Start

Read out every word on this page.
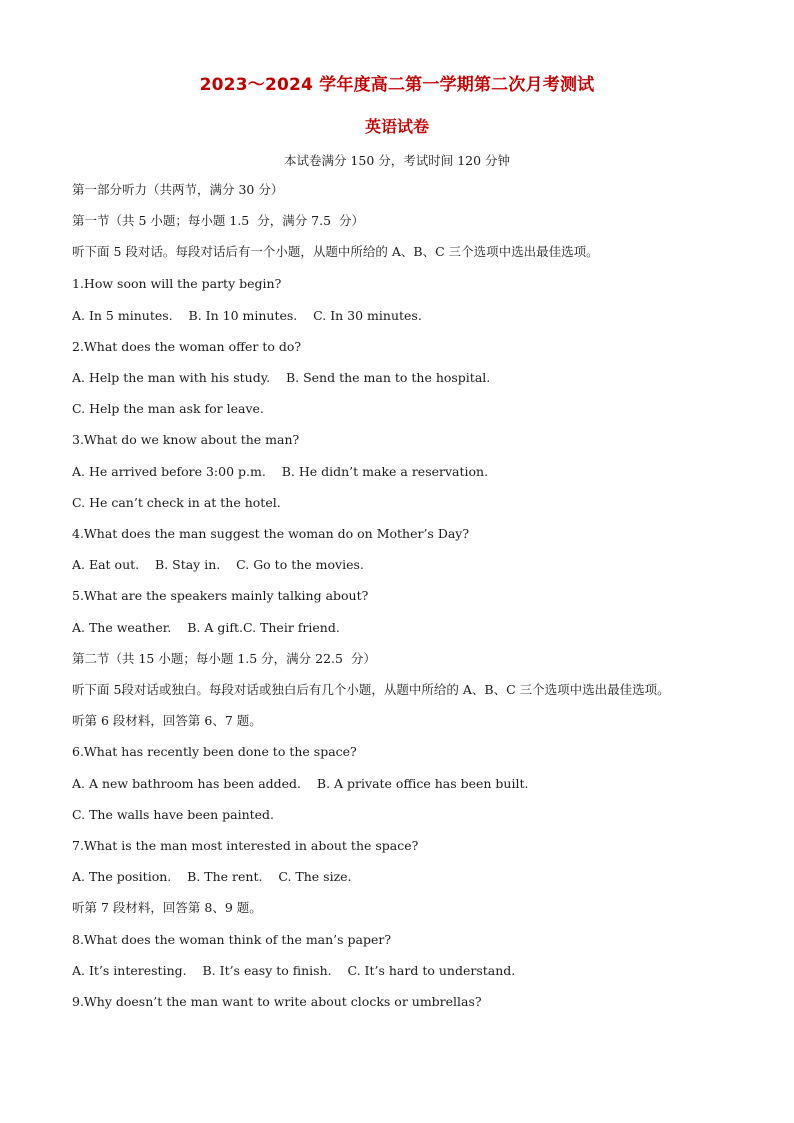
2023～2024 学年度高二第一学期第二次月考测试
英语试卷
本试卷满分 150 分，考试时间 120 分钟
第一部分听力（共两节，满分 30 分）
第一节（共 5 小题；每小题 1.5  分，满分 7.5  分）
听下面 5 段对话。每段对话后有一个小题，从题中所给的 A、B、C 三个选项中选出最佳选项。
1.How soon will the party begin?
A. In 5 minutes.    B. In 10 minutes.    C. In 30 minutes.
2.What does the woman offer to do?
A. Help the man with his study.    B. Send the man to the hospital.
C. Help the man ask for leave.
3.What do we know about the man?
A. He arrived before 3:00 p.m.    B. He didn’t make a reservation.
C. He can’t check in at the hotel.
4.What does the man suggest the woman do on Mother’s Day?
A. Eat out.    B. Stay in.    C. Go to the movies.
5.What are the speakers mainly talking about?
A. The weather.    B. A gift.C. Their friend.
第二节（共 15 小题；每小题 1.5 分，满分 22.5  分）
听下面 5段对话或独白。每段对话或独白后有几个小题，从题中所给的 A、B、C 三个选项中选出最佳选项。
听第 6 段材料，回答第 6、7 题。
6.What has recently been done to the space?
A. A new bathroom has been added.    B. A private office has been built.
C. The walls have been painted.
7.What is the man most interested in about the space?
A. The position.    B. The rent.    C. The size.
听第 7 段材料，回答第 8、9 题。
8.What does the woman think of the man’s paper?
A. It’s interesting.    B. It’s easy to finish.    C. It’s hard to understand.
9.Why doesn’t the man want to write about clocks or umbrellas?
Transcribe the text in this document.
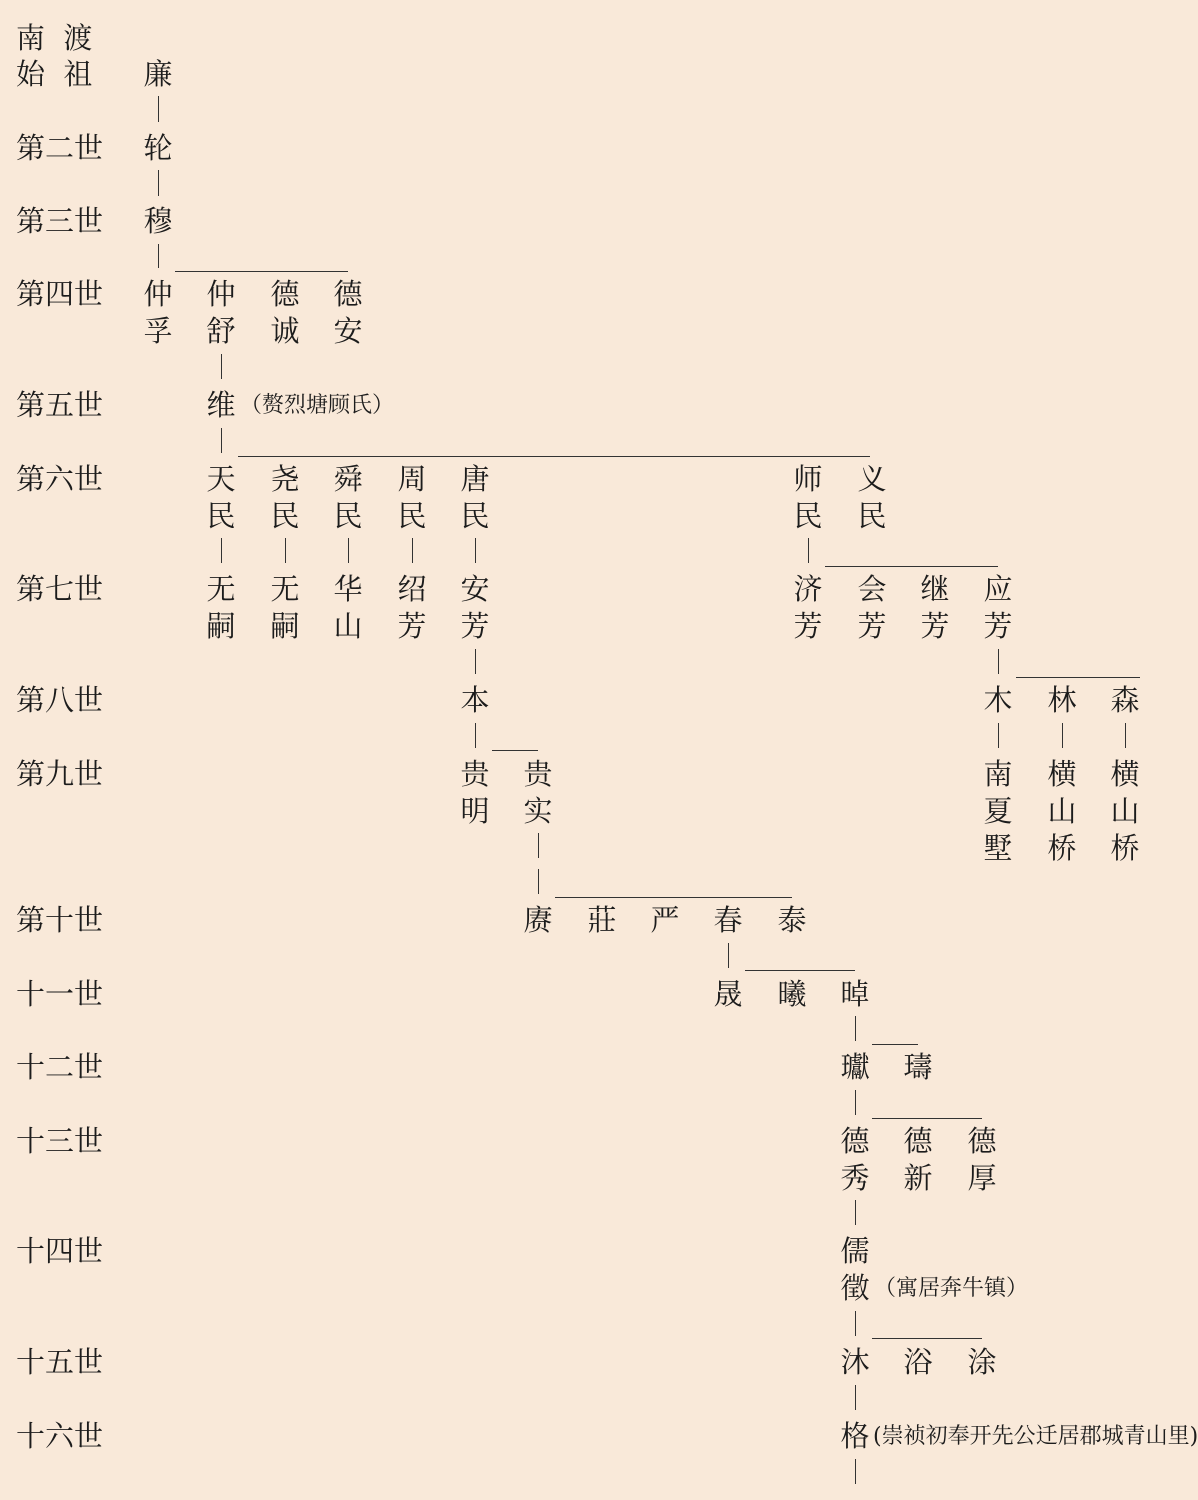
南  渡
始  祖
第二世
第三世
第四世
第五世
第六世
第七世
第八世
第九世
第十世
十一世
十二世
十三世
十四世
十五世
十六世
廉
轮
穆
仲
孚
仲
舒
德
诚
德
安
维
天
民
尧
民
舜
民
周
民
唐
民
师
民
义
民
无
嗣
无
嗣
华
山
绍
芳
安
芳
济
芳
会
芳
继
芳
应
芳
本	木 林 森
贵
明
贵
实
南
夏
墅
横
山
桥
横
山
桥
赓 莊 严 春 泰
晟 曦 晫
瓛 璹
德
秀
德
新
德
厚
儒
徵
沐 浴 涂
格
（赘烈塘顾氏）
（寓居奔牛镇）
(崇祯初奉开先公迁居郡城青山里)
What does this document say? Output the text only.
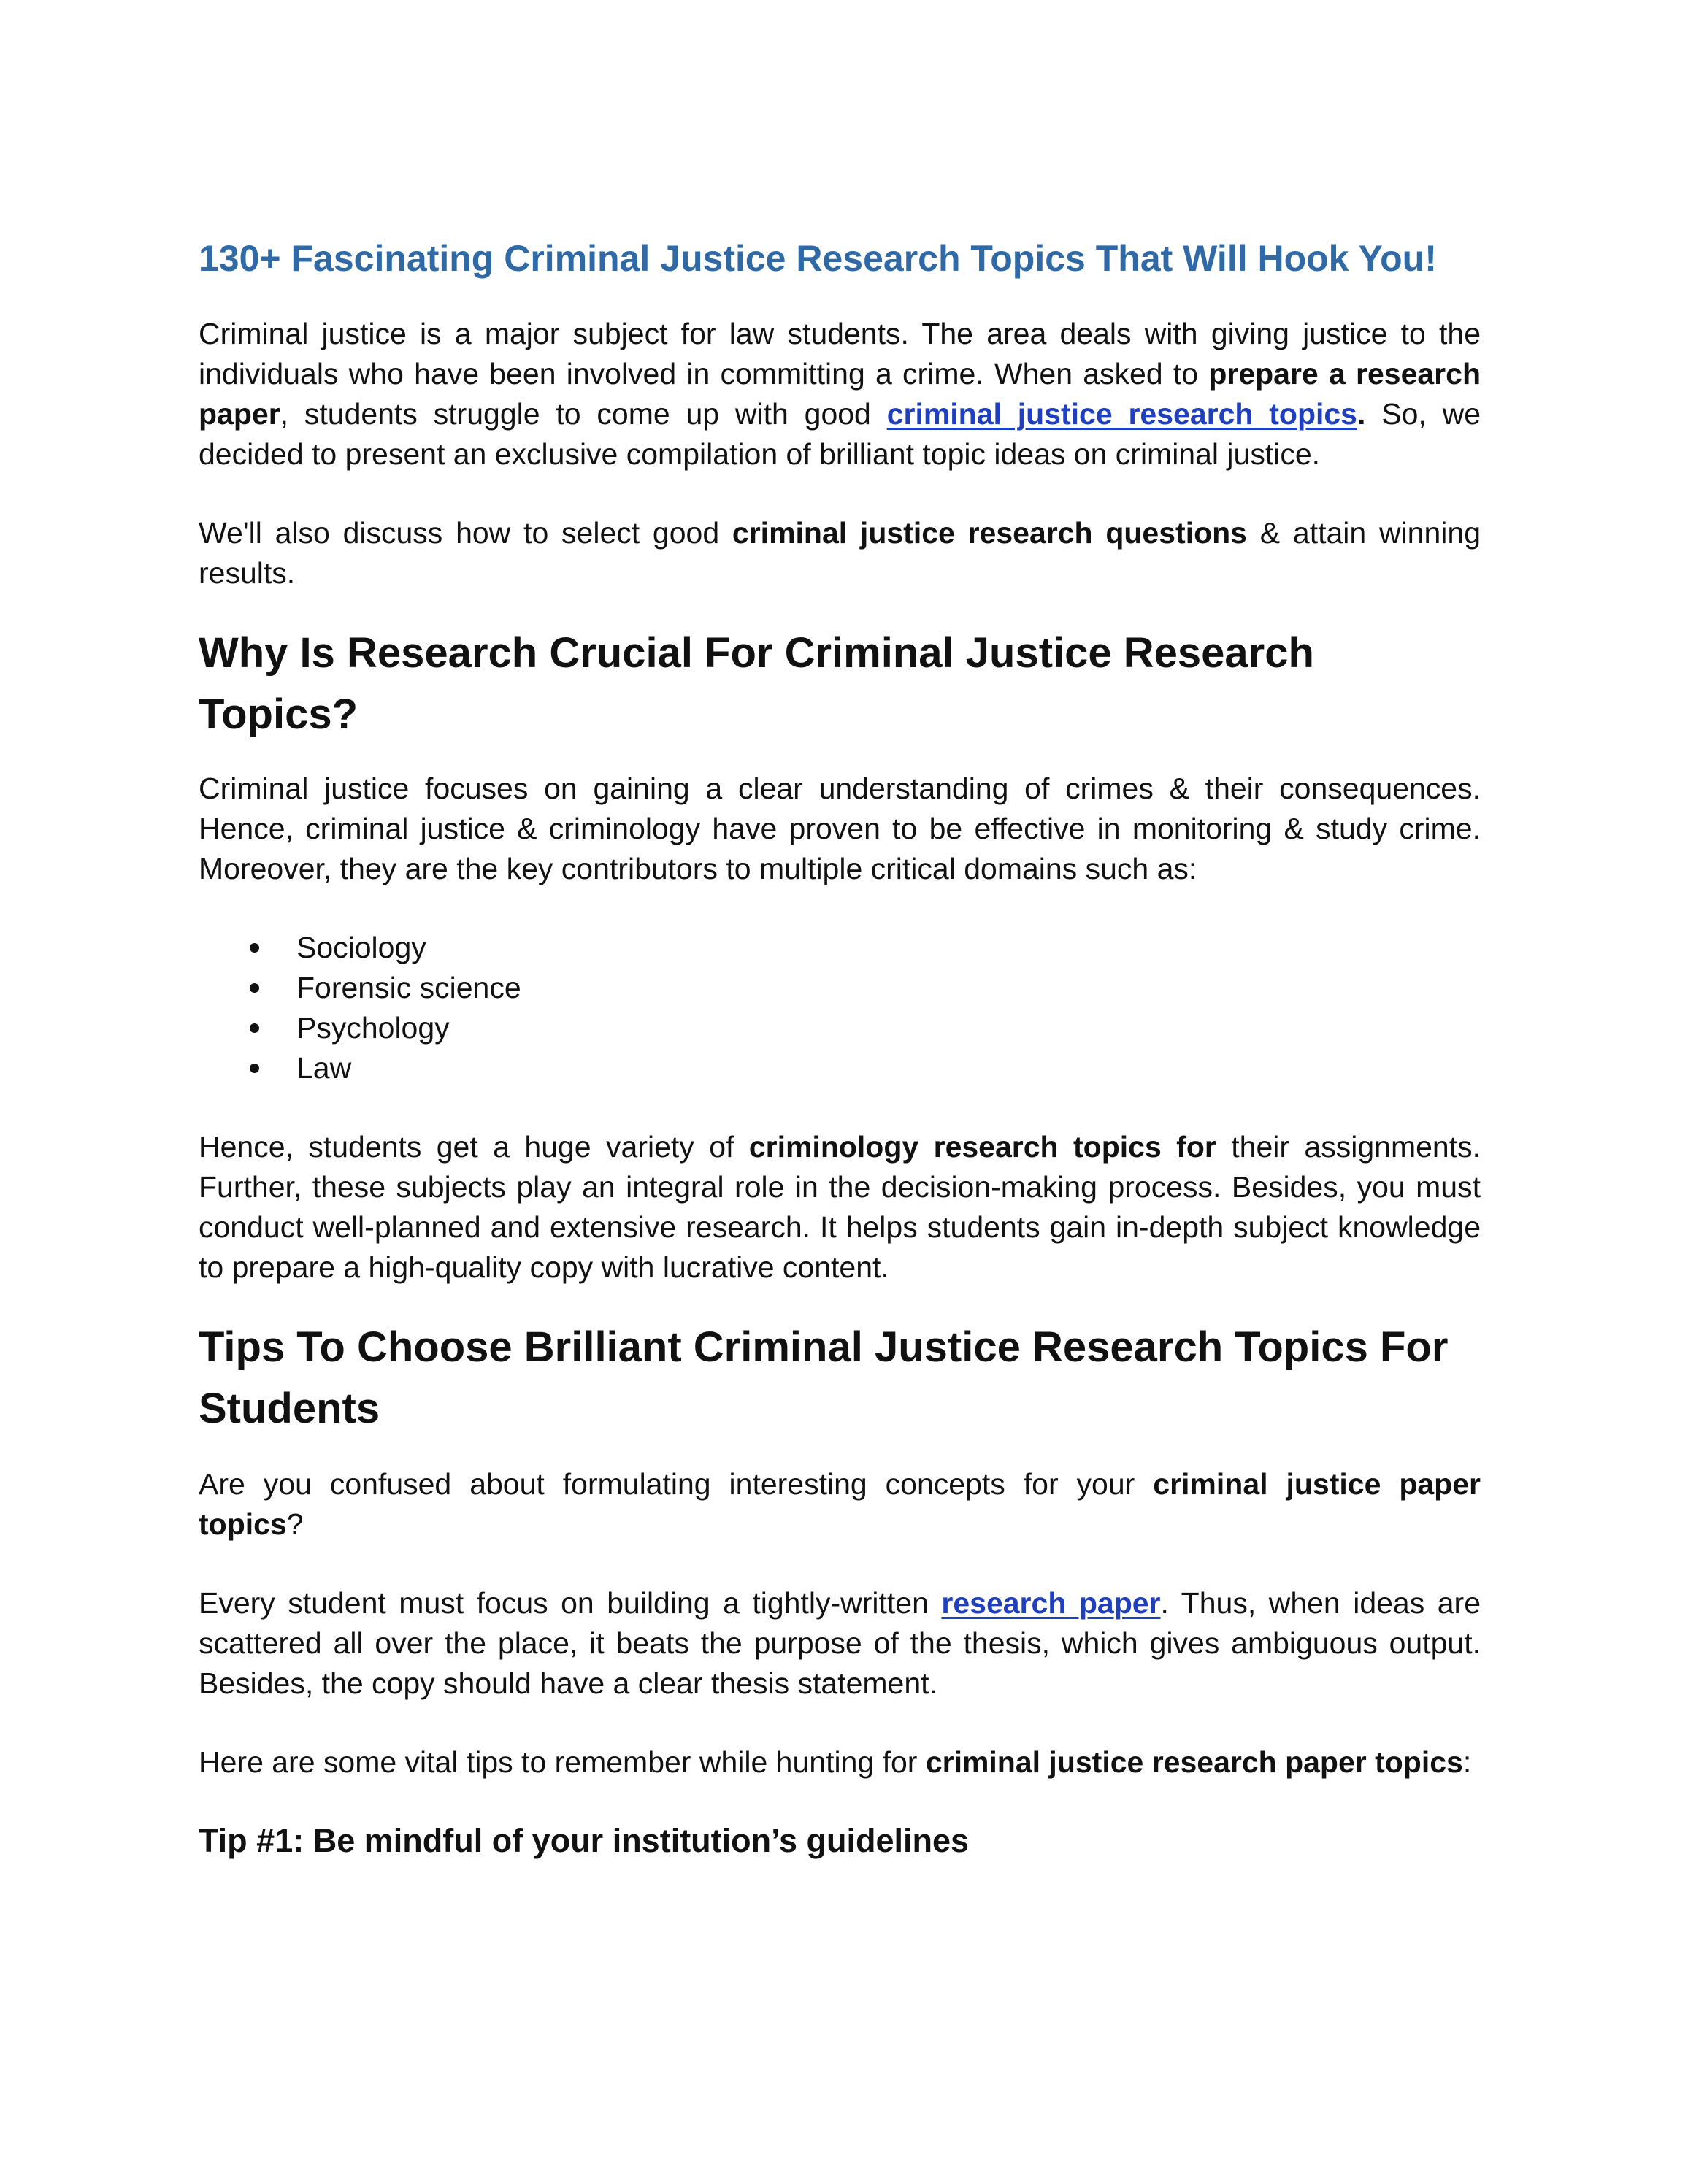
130+ Fascinating Criminal Justice Research Topics That Will Hook You!

Criminal justice is a major subject for law students. The area deals with giving justice to the individuals who have been involved in committing a crime. When asked to prepare a research paper, students struggle to come up with good criminal justice research topics. So, we decided to present an exclusive compilation of brilliant topic ideas on criminal justice.

We'll also discuss how to select good criminal justice research questions & attain winning results.

Why Is Research Crucial For Criminal Justice Research Topics?

Criminal justice focuses on gaining a clear understanding of crimes & their consequences. Hence, criminal justice & criminology have proven to be effective in monitoring & study crime. Moreover, they are the key contributors to multiple critical domains such as:

Sociology
Forensic science
Psychology
Law

Hence, students get a huge variety of criminology research topics for their assignments. Further, these subjects play an integral role in the decision-making process. Besides, you must conduct well-planned and extensive research. It helps students gain in-depth subject knowledge to prepare a high-quality copy with lucrative content.

Tips To Choose Brilliant Criminal Justice Research Topics For Students

Are you confused about formulating interesting concepts for your criminal justice paper topics?

Every student must focus on building a tightly-written research paper. Thus, when ideas are scattered all over the place, it beats the purpose of the thesis, which gives ambiguous output. Besides, the copy should have a clear thesis statement.

Here are some vital tips to remember while hunting for criminal justice research paper topics:

Tip #1: Be mindful of your institution’s guidelines
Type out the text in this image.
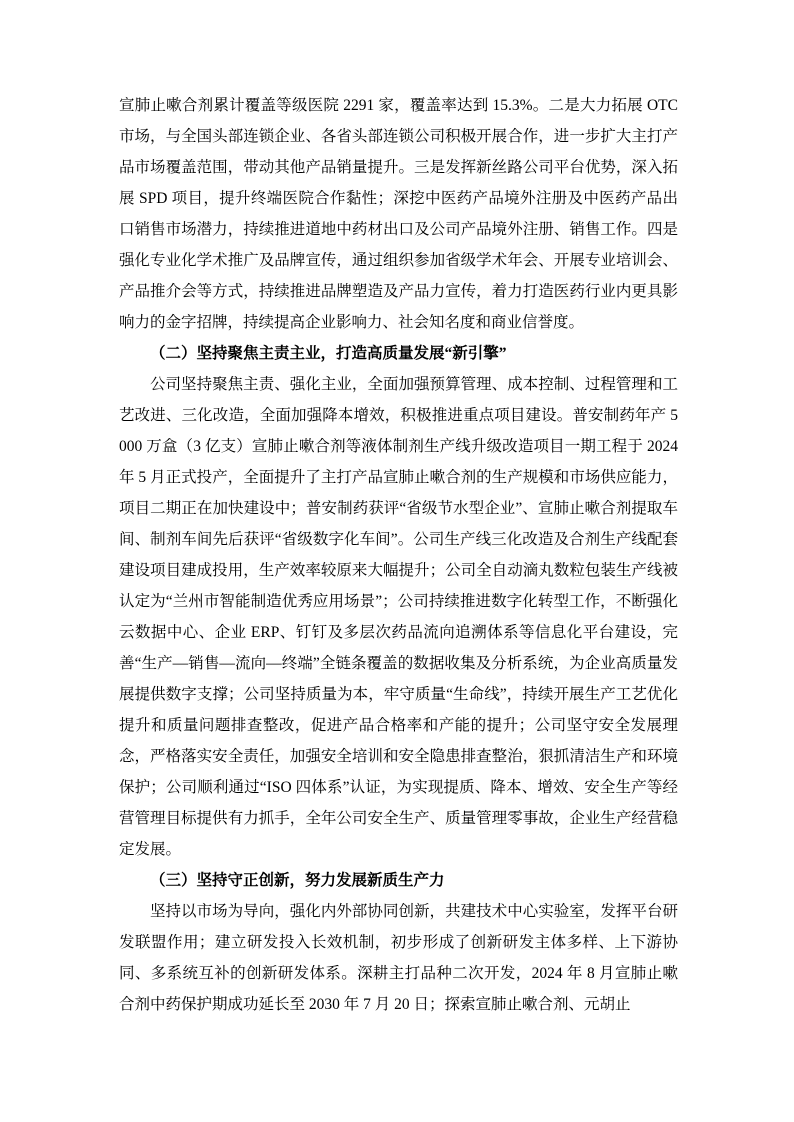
宣肺止嗽合剂累计覆盖等级医院 2291 家，覆盖率达到 15.3%。二是大力拓展 OTC 市场，与全国头部连锁企业、各省头部连锁公司积极开展合作，进一步扩大主打产品市场覆盖范围，带动其他产品销量提升。三是发挥新丝路公司平台优势，深入拓展 SPD 项目，提升终端医院合作黏性；深挖中医药产品境外注册及中医药产品出口销售市场潜力，持续推进道地中药材出口及公司产品境外注册、销售工作。四是强化专业化学术推广及品牌宣传，通过组织参加省级学术年会、开展专业培训会、产品推介会等方式，持续推进品牌塑造及产品力宣传，着力打造医药行业内更具影响力的金字招牌，持续提高企业影响力、社会知名度和商业信誉度。

（二）坚持聚焦主责主业，打造高质量发展“新引擎”

公司坚持聚焦主责、强化主业，全面加强预算管理、成本控制、过程管理和工艺改进、三化改造，全面加强降本增效，积极推进重点项目建设。普安制药年产 5000 万盒（3 亿支）宣肺止嗽合剂等液体制剂生产线升级改造项目一期工程于 2024 年 5 月正式投产，全面提升了主打产品宣肺止嗽合剂的生产规模和市场供应能力，项目二期正在加快建设中；普安制药获评“省级节水型企业”、宣肺止嗽合剂提取车间、制剂车间先后获评“省级数字化车间”。公司生产线三化改造及合剂生产线配套建设项目建成投用，生产效率较原来大幅提升；公司全自动滴丸数粒包装生产线被认定为“兰州市智能制造优秀应用场景”；公司持续推进数字化转型工作，不断强化云数据中心、企业 ERP、钉钉及多层次药品流向追溯体系等信息化平台建设，完善“生产—销售—流向—终端”全链条覆盖的数据收集及分析系统，为企业高质量发展提供数字支撑；公司坚持质量为本，牢守质量“生命线”，持续开展生产工艺优化提升和质量问题排查整改，促进产品合格率和产能的提升；公司坚守安全发展理念，严格落实安全责任，加强安全培训和安全隐患排查整治，狠抓清洁生产和环境保护；公司顺利通过“ISO 四体系”认证，为实现提质、降本、增效、安全生产等经营管理目标提供有力抓手，全年公司安全生产、质量管理零事故，企业生产经营稳定发展。

（三）坚持守正创新，努力发展新质生产力

坚持以市场为导向，强化内外部协同创新，共建技术中心实验室，发挥平台研发联盟作用；建立研发投入长效机制，初步形成了创新研发主体多样、上下游协同、多系统互补的创新研发体系。深耕主打品种二次开发，2024 年 8 月宣肺止嗽合剂中药保护期成功延长至 2030 年 7 月 20 日；探索宣肺止嗽合剂、元胡止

End

◆ Exercise instructions ◆
State how many lines of the data include the word "interesting", with nothing else.

◆ Output of the task ◆
2